Pictures don't belong in the copy; print all the records exactly.
::::::::
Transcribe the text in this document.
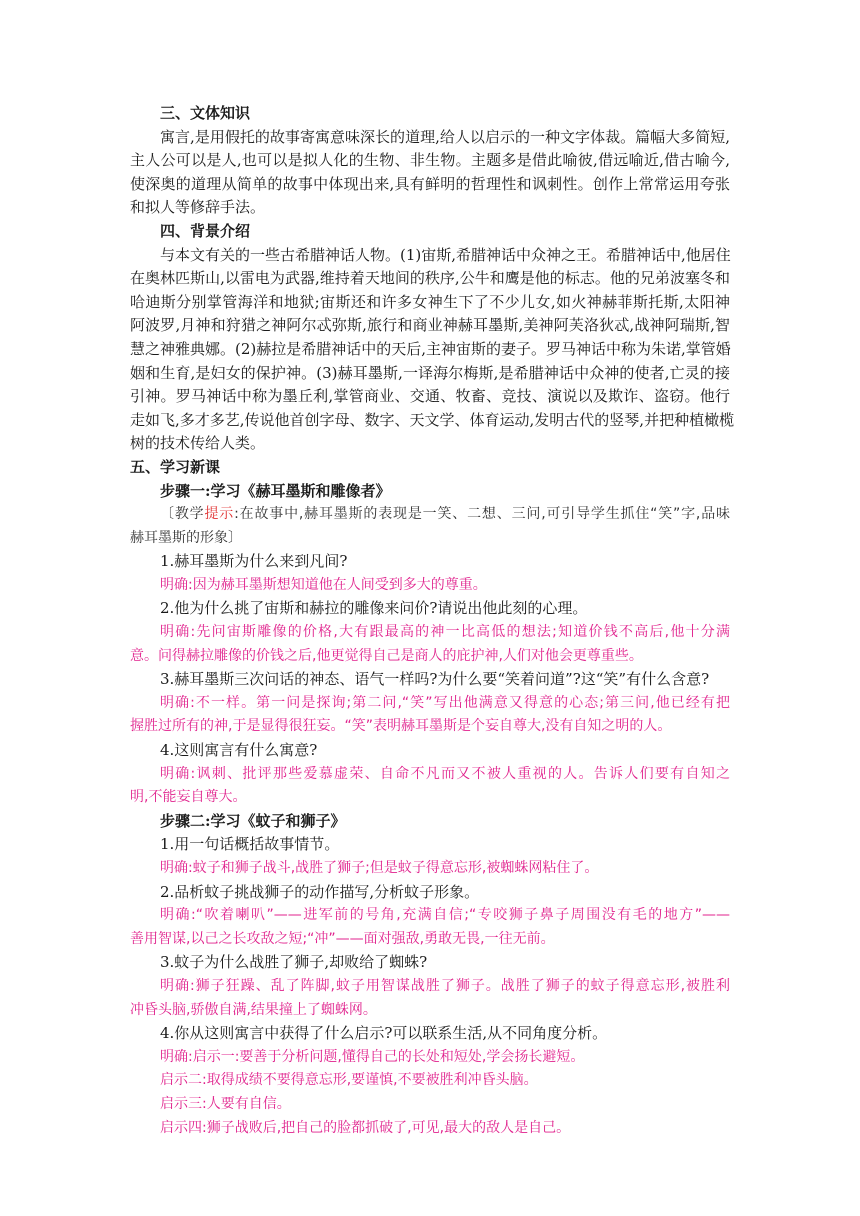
三、文体知识

寓言,是用假托的故事寄寓意味深长的道理,给人以启示的一种文字体裁。篇幅大多简短,

主人公可以是人,也可以是拟人化的生物、非生物。主题多是借此喻彼,借远喻近,借古喻今,

使深奥的道理从简单的故事中体现出来,具有鲜明的哲理性和讽刺性。创作上常常运用夸张

和拟人等修辞手法。

四、背景介绍

与本文有关的一些古希腊神话人物。(1)宙斯,希腊神话中众神之王。希腊神话中,他居住

在奥林匹斯山,以雷电为武器,维持着天地间的秩序,公牛和鹰是他的标志。他的兄弟波塞冬和

哈迪斯分别掌管海洋和地狱;宙斯还和许多女神生下了不少儿女,如火神赫菲斯托斯,太阳神

阿波罗,月神和狩猎之神阿尔忒弥斯,旅行和商业神赫耳墨斯,美神阿芙洛狄忒,战神阿瑞斯,智

慧之神雅典娜。(2)赫拉是希腊神话中的天后,主神宙斯的妻子。罗马神话中称为朱诺,掌管婚

姻和生育,是妇女的保护神。(3)赫耳墨斯,一译海尔梅斯,是希腊神话中众神的使者,亡灵的接

引神。罗马神话中称为墨丘利,掌管商业、交通、牧畜、竞技、演说以及欺诈、盗窃。他行

走如飞,多才多艺,传说他首创字母、数字、天文学、体育运动,发明古代的竖琴,并把种植橄榄

树的技术传给人类。

五、学习新课

步骤一:学习《赫耳墨斯和雕像者》

〔教学提示:在故事中,赫耳墨斯的表现是一笑、二想、三问,可引导学生抓住“笑”字,品味

赫耳墨斯的形象〕

1.赫耳墨斯为什么来到凡间?

明确:因为赫耳墨斯想知道他在人间受到多大的尊重。

2.他为什么挑了宙斯和赫拉的雕像来问价?请说出他此刻的心理。

明确:先问宙斯雕像的价格,大有跟最高的神一比高低的想法;知道价钱不高后,他十分满

意。问得赫拉雕像的价钱之后,他更觉得自己是商人的庇护神,人们对他会更尊重些。

3.赫耳墨斯三次问话的神态、语气一样吗?为什么要“笑着问道”?这“笑”有什么含意?

明确:不一样。第一问是探询;第二问,“笑”写出他满意又得意的心态;第三问,他已经有把

握胜过所有的神,于是显得很狂妄。“笑”表明赫耳墨斯是个妄自尊大,没有自知之明的人。

4.这则寓言有什么寓意?

明确:讽刺、批评那些爱慕虚荣、自命不凡而又不被人重视的人。告诉人们要有自知之

明,不能妄自尊大。

步骤二:学习《蚊子和狮子》

1.用一句话概括故事情节。

明确:蚊子和狮子战斗,战胜了狮子;但是蚊子得意忘形,被蜘蛛网粘住了。

2.品析蚊子挑战狮子的动作描写,分析蚊子形象。

明确:“吹着喇叭”——进军前的号角,充满自信;“专咬狮子鼻子周围没有毛的地方”——

善用智谋,以己之长攻敌之短;“冲”——面对强敌,勇敢无畏,一往无前。

3.蚊子为什么战胜了狮子,却败给了蜘蛛?

明确:狮子狂躁、乱了阵脚,蚊子用智谋战胜了狮子。战胜了狮子的蚊子得意忘形,被胜利

冲昏头脑,骄傲自满,结果撞上了蜘蛛网。

4.你从这则寓言中获得了什么启示?可以联系生活,从不同角度分析。

明确:启示一:要善于分析问题,懂得自己的长处和短处,学会扬长避短。

启示二:取得成绩不要得意忘形,要谨慎,不要被胜利冲昏头脑。

启示三:人要有自信。

启示四:狮子战败后,把自己的脸都抓破了,可见,最大的敌人是自己。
::::::::
**Reply:**
Transcribe the text in this document.
三、文体知识

寓言,是用假托的故事寄寓意味深长的道理,给人以启示的一种文字体裁。篇幅大多简短,

主人公可以是人,也可以是拟人化的生物、非生物。主题多是借此喻彼,借远喻近,借古喻今,

使深奥的道理从简单的故事中体现出来,具有鲜明的哲理性和讽刺性。创作上常常运用夸张

和拟人等修辞手法。

四、背景介绍

与本文有关的一些古希腊神话人物。(1)宙斯,希腊神话中众神之王。希腊神话中,他居住

在奥林匹斯山,以雷电为武器,维持着天地间的秩序,公牛和鹰是他的标志。他的兄弟波塞冬和

哈迪斯分别掌管海洋和地狱;宙斯还和许多女神生下了不少儿女,如火神赫菲斯托斯,太阳神

阿波罗,月神和狩猎之神阿尔忒弥斯,旅行和商业神赫耳墨斯,美神阿芙洛狄忒,战神阿瑞斯,智

慧之神雅典娜。(2)赫拉是希腊神话中的天后,主神宙斯的妻子。罗马神话中称为朱诺,掌管婚

姻和生育,是妇女的保护神。(3)赫耳墨斯,一译海尔梅斯,是希腊神话中众神的使者,亡灵的接

引神。罗马神话中称为墨丘利,掌管商业、交通、牧畜、竞技、演说以及欺诈、盗窃。他行

走如飞,多才多艺,传说他首创字母、数字、天文学、体育运动,发明古代的竖琴,并把种植橄榄

树的技术传给人类。

五、学习新课

步骤一:学习《赫耳墨斯和雕像者》

〔教学提示:在故事中,赫耳墨斯的表现是一笑、二想、三问,可引导学生抓住“笑”字,品味

赫耳墨斯的形象〕

1.赫耳墨斯为什么来到凡间?

明确:因为赫耳墨斯想知道他在人间受到多大的尊重。

2.他为什么挑了宙斯和赫拉的雕像来问价?请说出他此刻的心理。

明确:先问宙斯雕像的价格,大有跟最高的神一比高低的想法;知道价钱不高后,他十分满

意。问得赫拉雕像的价钱之后,他更觉得自己是商人的庇护神,人们对他会更尊重些。

3.赫耳墨斯三次问话的神态、语气一样吗?为什么要“笑着问道”?这“笑”有什么含意?

明确:不一样。第一问是探询;第二问,“笑”写出他满意又得意的心态;第三问,他已经有把

握胜过所有的神,于是显得很狂妄。“笑”表明赫耳墨斯是个妄自尊大,没有自知之明的人。

4.这则寓言有什么寓意?

明确:讽刺、批评那些爱慕虚荣、自命不凡而又不被人重视的人。告诉人们要有自知之

明,不能妄自尊大。

步骤二:学习《蚊子和狮子》

1.用一句话概括故事情节。

明确:蚊子和狮子战斗,战胜了狮子;但是蚊子得意忘形,被蜘蛛网粘住了。

2.品析蚊子挑战狮子的动作描写,分析蚊子形象。

明确:“吹着喇叭”——进军前的号角,充满自信;“专咬狮子鼻子周围没有毛的地方”——

善用智谋,以己之长攻敌之短;“冲”——面对强敌,勇敢无畏,一往无前。

3.蚊子为什么战胜了狮子,却败给了蜘蛛?

明确:狮子狂躁、乱了阵脚,蚊子用智谋战胜了狮子。战胜了狮子的蚊子得意忘形,被胜利

冲昏头脑,骄傲自满,结果撞上了蜘蛛网。

4.你从这则寓言中获得了什么启示?可以联系生活,从不同角度分析。

明确:启示一:要善于分析问题,懂得自己的长处和短处,学会扬长避短。

启示二:取得成绩不要得意忘形,要谨慎,不要被胜利冲昏头脑。

启示三:人要有自信。

启示四:狮子战败后,把自己的脸都抓破了,可见,最大的敌人是自己。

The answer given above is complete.